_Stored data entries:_
------
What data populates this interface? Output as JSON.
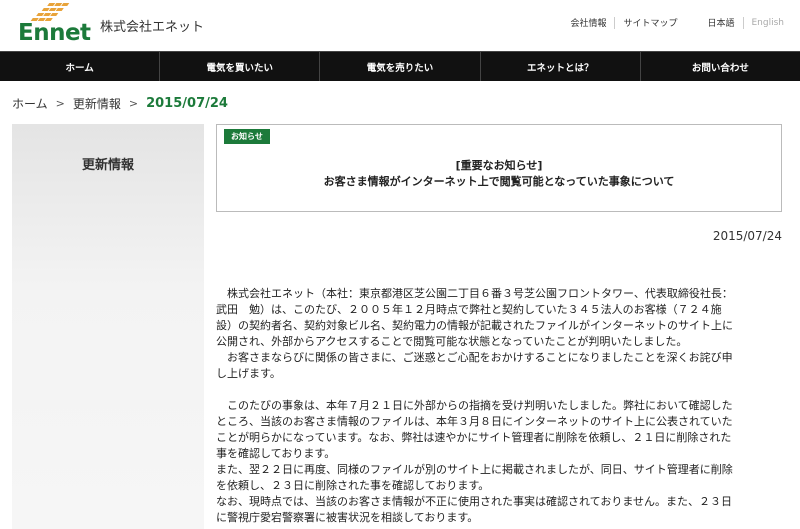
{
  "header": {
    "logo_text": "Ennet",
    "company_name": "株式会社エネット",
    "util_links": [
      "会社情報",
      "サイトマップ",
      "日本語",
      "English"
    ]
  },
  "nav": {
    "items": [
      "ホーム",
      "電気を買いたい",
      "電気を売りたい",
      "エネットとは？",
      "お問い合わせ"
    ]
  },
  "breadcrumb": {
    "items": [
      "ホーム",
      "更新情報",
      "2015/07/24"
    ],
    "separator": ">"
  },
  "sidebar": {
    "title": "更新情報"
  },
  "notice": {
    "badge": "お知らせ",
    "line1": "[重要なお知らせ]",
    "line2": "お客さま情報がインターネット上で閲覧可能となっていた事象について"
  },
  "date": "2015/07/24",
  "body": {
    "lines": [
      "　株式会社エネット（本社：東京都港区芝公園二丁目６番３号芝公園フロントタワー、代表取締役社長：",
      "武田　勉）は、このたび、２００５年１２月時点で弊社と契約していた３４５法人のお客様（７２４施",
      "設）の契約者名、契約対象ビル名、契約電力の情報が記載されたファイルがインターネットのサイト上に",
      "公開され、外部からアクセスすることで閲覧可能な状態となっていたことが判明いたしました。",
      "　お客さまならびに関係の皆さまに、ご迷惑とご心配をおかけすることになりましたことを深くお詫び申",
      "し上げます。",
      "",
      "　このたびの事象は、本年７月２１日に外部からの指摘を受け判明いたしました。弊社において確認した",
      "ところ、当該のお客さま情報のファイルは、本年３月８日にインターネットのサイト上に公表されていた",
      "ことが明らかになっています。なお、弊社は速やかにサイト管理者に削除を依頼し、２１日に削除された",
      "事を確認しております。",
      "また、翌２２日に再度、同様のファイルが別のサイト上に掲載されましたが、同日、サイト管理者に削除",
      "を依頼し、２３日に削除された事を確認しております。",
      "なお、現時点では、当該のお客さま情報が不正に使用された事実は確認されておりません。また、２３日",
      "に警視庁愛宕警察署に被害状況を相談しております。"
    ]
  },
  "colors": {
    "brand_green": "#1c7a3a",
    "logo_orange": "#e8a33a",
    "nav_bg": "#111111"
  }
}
------
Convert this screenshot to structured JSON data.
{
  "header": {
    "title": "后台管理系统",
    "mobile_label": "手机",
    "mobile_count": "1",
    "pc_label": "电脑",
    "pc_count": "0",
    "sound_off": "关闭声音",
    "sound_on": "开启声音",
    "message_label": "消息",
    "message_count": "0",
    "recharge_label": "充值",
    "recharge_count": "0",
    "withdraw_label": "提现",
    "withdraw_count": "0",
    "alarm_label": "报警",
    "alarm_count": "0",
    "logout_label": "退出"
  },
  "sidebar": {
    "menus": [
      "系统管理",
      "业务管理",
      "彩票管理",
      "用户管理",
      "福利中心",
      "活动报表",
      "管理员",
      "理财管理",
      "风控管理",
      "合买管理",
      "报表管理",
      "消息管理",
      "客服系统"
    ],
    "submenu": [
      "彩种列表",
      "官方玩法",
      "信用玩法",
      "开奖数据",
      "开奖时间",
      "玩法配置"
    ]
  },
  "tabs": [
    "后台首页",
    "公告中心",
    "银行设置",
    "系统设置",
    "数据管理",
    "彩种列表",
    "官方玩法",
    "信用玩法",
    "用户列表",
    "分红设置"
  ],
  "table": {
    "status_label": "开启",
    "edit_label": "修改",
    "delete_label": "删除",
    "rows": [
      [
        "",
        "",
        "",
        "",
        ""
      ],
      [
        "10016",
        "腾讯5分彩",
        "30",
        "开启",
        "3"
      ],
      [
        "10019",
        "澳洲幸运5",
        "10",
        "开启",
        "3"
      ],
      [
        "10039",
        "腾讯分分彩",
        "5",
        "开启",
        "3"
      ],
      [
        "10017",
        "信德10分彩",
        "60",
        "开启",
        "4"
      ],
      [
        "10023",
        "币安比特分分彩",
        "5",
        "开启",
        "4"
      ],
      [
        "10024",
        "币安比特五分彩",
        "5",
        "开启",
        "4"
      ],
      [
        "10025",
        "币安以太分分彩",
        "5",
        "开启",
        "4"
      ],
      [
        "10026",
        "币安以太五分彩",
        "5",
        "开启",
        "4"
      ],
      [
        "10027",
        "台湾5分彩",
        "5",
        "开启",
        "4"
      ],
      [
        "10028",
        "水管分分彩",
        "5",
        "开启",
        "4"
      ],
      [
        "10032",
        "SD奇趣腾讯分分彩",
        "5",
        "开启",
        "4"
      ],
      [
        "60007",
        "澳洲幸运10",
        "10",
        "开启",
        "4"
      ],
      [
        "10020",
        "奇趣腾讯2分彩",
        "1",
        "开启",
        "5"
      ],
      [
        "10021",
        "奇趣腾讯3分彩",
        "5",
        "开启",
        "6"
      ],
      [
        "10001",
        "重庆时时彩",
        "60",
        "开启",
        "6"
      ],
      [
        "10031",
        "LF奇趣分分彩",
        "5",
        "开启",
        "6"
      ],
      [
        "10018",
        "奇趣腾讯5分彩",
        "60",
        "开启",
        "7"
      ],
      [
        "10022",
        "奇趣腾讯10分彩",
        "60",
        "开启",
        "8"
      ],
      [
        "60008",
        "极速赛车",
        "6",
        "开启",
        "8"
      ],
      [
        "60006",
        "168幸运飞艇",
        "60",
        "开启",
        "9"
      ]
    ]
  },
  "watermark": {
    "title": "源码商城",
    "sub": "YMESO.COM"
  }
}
------
_DESCRIPTION OF THE TASK:_ Pick out each line containing "this" and report it.

_RESPONSE:_
What data populates this interface? Output as JSON.
Convert this screenshot to structured JSON data.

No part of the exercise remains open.